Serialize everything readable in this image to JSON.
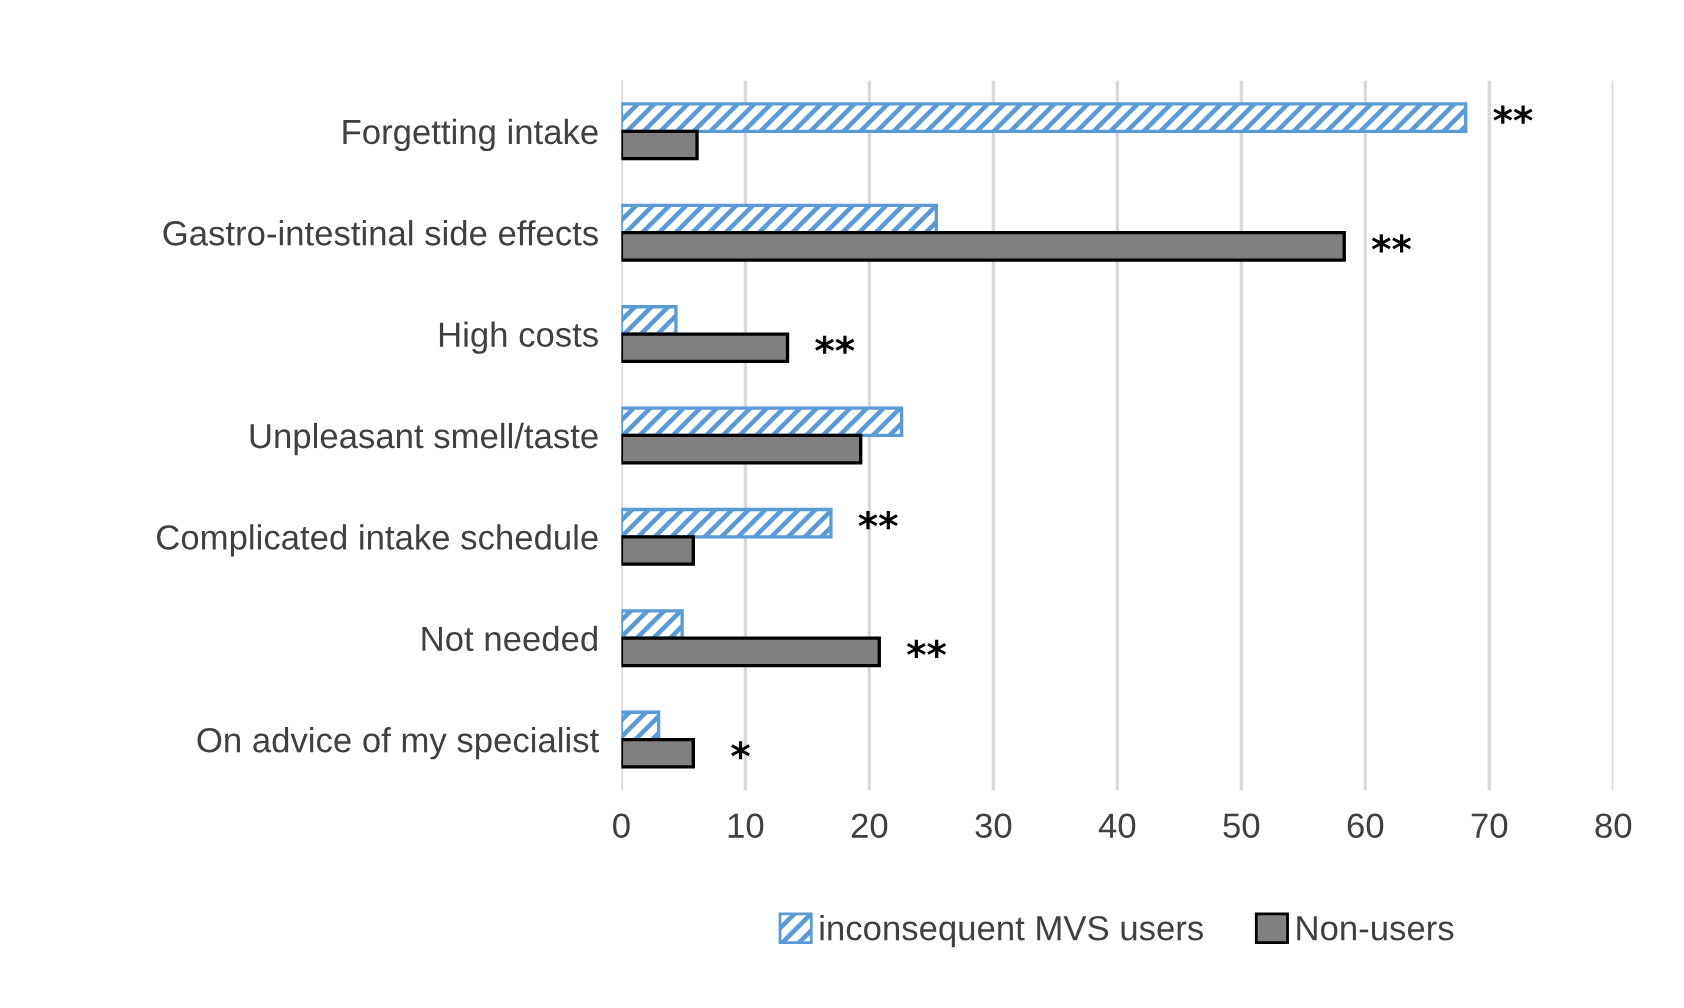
{
  "chart_data": {
    "type": "bar",
    "orientation": "horizontal",
    "categories": [
      "Forgetting intake",
      "Gastro-intestinal side effects",
      "High costs",
      "Unpleasant smell/taste",
      "Complicated intake schedule",
      "Not needed",
      "On advice of my specialist"
    ],
    "series": [
      {
        "name": "inconsequent MVS users",
        "color": "#5b9bd5",
        "values": [
          68.1,
          25.4,
          4.4,
          22.6,
          16.9,
          4.9,
          3.0
        ]
      },
      {
        "name": "Non-users",
        "color": "#808080",
        "values": [
          6.1,
          58.3,
          13.4,
          19.3,
          5.8,
          20.8,
          5.8
        ]
      }
    ],
    "xlim": [
      0,
      80
    ],
    "xticks": [
      0,
      10,
      20,
      30,
      40,
      50,
      60,
      70,
      80
    ],
    "grid": "x",
    "legend": "bottom",
    "annotations": [
      {
        "text": "**",
        "x": 68.1,
        "y": "Forgetting intake"
      },
      {
        "text": "**",
        "x": 58.3,
        "y": "Gastro-intestinal side effects"
      },
      {
        "text": "**",
        "x": 13.4,
        "y": "High costs"
      },
      {
        "text": "**",
        "x": 16.9,
        "y": "Complicated intake schedule"
      },
      {
        "text": "**",
        "x": 20.8,
        "y": "Not needed"
      },
      {
        "text": "*",
        "x": 5.8,
        "y": "On advice of my specialist"
      }
    ]
  }
}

####################

Look through the entries above and report each line where the string "advice" occurs.

> _Response to this task_:
      "On advice of my specialist"
        "y": "On advice of my specialist"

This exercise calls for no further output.